— TASK GOAL —
Records follow. Copy every line with "Cloture".

(Items from a figure collection)
>> BEGIN
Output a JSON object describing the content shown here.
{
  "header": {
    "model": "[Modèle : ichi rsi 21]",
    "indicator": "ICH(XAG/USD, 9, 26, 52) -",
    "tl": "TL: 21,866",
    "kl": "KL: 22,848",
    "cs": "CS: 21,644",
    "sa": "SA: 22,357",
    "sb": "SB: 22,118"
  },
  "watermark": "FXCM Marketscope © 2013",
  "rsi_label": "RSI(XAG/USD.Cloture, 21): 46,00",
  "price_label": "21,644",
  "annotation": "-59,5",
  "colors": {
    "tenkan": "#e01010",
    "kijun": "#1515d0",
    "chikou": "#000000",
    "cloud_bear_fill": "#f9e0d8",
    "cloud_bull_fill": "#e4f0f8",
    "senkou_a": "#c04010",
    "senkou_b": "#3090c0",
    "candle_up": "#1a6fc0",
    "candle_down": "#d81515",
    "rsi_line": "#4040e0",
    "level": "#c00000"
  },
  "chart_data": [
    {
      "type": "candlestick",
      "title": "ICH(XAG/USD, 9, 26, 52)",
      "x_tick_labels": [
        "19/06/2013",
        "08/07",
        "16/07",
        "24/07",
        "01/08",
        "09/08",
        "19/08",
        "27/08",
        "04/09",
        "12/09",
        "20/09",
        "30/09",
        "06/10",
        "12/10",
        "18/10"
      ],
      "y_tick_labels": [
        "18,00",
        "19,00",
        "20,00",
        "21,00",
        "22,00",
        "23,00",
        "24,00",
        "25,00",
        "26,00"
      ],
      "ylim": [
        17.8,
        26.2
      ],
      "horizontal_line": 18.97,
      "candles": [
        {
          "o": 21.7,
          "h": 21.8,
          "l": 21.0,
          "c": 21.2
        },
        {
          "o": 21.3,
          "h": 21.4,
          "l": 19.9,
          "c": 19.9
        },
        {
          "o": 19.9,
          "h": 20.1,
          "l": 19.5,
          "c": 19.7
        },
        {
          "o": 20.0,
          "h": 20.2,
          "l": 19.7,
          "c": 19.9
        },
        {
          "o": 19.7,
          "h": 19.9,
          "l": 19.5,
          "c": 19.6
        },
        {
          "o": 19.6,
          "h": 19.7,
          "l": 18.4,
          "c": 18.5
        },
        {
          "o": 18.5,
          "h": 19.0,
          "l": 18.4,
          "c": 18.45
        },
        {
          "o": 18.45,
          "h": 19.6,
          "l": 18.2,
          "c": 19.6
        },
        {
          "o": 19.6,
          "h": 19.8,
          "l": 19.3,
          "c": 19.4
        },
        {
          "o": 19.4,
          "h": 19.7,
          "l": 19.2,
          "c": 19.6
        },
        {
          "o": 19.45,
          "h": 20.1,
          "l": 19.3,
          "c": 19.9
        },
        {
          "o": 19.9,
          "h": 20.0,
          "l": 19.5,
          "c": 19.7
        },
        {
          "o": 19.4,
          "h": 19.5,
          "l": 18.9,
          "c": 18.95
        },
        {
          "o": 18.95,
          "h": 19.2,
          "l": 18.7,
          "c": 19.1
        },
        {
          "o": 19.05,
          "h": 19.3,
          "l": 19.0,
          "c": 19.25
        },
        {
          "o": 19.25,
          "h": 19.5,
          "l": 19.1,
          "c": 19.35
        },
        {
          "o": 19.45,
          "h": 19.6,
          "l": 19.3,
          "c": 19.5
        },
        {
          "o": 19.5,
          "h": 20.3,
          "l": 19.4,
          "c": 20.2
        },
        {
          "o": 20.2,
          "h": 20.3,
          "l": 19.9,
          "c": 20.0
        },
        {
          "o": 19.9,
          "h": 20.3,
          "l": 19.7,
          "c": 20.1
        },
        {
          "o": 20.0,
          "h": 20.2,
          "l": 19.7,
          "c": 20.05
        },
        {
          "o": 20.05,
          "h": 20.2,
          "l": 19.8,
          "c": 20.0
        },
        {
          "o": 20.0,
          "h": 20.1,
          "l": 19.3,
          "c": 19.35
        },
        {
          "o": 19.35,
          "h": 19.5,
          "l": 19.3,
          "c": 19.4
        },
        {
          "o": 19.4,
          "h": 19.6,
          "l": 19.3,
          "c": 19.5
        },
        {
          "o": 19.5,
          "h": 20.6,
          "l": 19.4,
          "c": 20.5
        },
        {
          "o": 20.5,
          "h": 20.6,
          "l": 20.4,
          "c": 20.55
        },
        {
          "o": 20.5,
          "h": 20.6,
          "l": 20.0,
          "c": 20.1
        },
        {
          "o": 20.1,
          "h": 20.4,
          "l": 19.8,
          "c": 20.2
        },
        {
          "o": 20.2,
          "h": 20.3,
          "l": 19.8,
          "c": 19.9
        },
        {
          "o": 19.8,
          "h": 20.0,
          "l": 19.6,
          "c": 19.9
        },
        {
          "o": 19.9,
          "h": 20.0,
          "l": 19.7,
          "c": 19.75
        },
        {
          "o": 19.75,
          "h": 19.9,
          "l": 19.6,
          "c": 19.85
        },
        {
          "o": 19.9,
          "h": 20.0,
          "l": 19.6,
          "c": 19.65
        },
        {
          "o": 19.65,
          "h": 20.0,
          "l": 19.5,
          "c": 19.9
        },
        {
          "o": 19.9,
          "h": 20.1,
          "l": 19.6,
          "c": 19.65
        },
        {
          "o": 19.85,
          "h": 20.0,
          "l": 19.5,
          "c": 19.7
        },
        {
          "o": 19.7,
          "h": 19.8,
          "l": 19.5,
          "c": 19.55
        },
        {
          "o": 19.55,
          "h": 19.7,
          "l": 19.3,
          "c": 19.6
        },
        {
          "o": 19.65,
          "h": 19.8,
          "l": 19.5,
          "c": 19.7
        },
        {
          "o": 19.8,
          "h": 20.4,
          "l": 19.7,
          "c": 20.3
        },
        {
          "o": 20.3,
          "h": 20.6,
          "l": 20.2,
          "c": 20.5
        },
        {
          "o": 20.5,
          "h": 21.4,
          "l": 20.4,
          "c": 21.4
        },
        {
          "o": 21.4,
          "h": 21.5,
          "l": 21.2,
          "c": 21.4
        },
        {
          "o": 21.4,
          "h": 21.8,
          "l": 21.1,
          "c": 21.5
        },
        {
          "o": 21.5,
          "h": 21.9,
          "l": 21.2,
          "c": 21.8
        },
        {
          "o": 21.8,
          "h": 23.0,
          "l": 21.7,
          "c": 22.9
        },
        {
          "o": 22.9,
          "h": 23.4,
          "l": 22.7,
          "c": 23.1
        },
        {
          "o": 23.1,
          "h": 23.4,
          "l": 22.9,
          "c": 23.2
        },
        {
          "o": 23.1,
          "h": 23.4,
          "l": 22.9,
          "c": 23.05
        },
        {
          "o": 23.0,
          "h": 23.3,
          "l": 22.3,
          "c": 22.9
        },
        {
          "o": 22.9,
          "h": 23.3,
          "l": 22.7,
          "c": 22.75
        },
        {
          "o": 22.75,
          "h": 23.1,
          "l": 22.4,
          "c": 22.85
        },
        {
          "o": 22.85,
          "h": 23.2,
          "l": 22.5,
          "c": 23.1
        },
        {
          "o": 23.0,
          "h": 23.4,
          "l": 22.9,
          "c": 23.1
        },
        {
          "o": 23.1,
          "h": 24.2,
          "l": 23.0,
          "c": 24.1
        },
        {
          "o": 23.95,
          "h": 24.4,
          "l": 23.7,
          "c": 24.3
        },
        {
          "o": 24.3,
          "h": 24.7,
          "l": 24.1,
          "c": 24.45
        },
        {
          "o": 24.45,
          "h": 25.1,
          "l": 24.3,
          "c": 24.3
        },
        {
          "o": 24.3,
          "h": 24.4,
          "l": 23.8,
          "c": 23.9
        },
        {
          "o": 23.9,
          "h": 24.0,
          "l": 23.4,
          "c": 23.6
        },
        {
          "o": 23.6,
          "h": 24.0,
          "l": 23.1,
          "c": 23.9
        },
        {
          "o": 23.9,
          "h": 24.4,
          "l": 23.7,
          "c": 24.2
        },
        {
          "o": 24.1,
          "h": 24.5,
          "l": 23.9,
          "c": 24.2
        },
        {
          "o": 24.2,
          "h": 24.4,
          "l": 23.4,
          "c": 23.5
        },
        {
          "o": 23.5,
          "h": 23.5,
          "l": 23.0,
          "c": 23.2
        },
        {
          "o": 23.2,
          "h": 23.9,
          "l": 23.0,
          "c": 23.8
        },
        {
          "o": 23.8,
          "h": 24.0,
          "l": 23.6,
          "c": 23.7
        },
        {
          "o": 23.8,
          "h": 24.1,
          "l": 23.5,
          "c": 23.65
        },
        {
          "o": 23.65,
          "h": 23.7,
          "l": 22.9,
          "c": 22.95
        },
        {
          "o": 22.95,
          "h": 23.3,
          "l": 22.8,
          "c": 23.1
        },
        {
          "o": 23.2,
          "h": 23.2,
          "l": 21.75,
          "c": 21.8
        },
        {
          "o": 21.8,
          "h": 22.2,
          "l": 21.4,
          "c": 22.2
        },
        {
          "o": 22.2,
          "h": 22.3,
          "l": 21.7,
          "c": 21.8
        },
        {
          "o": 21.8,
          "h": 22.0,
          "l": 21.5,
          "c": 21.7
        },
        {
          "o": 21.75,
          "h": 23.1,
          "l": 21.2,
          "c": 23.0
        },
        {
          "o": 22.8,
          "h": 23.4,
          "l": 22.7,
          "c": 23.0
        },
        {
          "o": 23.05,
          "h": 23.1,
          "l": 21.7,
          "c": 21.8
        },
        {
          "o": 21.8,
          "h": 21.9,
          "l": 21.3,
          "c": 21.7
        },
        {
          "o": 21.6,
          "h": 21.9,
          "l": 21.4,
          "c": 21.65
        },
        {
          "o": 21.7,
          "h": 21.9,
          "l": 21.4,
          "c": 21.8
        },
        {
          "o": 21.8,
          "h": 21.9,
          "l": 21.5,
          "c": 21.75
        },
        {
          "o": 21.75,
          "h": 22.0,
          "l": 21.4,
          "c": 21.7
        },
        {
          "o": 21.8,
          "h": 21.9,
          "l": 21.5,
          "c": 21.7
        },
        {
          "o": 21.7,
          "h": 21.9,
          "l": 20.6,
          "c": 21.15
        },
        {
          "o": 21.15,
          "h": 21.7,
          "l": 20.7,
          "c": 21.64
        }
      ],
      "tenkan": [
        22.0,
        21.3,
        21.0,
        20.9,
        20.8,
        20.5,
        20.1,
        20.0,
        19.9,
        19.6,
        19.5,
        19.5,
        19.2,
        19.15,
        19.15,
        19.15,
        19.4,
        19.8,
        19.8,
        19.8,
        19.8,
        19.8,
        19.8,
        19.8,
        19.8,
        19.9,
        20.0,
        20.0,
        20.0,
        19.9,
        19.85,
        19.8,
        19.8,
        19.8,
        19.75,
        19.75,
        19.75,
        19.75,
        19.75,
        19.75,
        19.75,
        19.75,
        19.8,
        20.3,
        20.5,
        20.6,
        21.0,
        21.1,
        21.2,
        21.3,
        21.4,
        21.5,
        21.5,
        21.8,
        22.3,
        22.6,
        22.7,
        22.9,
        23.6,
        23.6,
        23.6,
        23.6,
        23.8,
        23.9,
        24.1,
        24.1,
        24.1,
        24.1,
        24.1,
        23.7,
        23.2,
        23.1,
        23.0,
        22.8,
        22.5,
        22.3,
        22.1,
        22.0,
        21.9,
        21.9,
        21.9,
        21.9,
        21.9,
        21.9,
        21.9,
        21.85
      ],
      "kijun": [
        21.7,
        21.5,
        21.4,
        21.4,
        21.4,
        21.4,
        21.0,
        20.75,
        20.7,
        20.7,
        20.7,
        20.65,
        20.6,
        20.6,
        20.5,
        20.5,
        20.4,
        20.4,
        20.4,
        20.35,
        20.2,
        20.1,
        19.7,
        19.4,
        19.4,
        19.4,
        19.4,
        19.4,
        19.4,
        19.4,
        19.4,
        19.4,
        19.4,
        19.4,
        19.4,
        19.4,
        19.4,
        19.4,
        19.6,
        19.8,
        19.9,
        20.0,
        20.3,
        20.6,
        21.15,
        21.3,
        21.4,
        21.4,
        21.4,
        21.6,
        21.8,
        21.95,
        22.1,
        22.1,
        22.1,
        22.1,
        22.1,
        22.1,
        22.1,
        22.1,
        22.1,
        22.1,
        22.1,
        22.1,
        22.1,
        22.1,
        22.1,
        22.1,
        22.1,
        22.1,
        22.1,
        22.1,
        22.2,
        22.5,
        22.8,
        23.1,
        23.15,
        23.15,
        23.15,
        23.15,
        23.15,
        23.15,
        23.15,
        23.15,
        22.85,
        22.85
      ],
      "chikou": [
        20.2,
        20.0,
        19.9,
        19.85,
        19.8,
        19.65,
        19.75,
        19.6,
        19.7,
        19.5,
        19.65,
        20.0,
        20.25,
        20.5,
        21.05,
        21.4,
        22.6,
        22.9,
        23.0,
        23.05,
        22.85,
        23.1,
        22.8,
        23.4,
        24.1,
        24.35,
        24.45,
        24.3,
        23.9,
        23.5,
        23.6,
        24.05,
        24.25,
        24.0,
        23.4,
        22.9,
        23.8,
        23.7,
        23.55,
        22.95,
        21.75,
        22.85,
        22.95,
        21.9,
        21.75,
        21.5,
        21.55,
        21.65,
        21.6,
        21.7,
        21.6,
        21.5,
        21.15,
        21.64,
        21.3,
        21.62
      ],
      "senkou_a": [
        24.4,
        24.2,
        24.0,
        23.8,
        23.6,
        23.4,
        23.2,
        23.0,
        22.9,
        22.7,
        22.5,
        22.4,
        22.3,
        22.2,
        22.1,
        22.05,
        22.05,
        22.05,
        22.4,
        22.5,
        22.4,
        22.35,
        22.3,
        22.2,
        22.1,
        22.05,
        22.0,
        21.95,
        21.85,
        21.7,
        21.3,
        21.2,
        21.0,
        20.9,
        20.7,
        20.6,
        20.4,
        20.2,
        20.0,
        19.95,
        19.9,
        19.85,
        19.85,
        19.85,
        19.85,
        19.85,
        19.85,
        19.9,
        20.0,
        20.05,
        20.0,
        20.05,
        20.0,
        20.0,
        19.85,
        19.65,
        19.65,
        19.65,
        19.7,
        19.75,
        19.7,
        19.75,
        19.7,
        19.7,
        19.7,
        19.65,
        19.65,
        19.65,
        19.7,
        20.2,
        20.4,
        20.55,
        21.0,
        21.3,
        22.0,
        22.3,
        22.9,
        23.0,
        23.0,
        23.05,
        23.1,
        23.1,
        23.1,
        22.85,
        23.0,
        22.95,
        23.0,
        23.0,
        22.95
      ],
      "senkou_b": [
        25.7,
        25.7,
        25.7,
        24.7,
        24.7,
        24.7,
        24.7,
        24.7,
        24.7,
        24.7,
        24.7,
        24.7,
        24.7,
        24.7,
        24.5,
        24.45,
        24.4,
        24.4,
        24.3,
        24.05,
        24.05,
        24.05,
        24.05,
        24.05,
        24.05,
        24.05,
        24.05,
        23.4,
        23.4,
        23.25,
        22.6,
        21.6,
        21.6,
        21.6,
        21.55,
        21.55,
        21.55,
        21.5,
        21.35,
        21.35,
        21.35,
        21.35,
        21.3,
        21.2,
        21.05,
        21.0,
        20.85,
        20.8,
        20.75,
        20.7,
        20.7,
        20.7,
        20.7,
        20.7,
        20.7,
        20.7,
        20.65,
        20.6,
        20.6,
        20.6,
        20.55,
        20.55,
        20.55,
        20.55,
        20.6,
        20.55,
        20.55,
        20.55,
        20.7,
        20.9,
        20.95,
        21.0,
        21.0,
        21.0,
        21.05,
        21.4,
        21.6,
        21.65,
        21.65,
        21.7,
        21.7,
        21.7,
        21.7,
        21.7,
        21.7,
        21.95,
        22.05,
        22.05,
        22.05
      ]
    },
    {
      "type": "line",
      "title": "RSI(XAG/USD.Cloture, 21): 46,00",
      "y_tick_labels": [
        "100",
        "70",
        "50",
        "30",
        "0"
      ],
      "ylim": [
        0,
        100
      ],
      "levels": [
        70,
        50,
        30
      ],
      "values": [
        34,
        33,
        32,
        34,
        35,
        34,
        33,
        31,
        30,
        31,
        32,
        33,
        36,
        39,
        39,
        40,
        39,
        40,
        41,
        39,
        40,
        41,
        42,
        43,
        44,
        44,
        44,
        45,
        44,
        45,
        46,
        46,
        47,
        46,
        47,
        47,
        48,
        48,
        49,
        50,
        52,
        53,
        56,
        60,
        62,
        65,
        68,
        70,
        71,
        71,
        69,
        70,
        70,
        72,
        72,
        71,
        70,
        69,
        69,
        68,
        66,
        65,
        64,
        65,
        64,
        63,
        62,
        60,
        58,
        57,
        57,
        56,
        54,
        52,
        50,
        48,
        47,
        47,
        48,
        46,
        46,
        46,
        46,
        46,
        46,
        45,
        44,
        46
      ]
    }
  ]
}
>> END
— EXERCISE SOLUTION —
  "rsi_label": "RSI(XAG/USD.Cloture, 21): 46,00",
      "title": "RSI(XAG/USD.Cloture, 21): 46,00",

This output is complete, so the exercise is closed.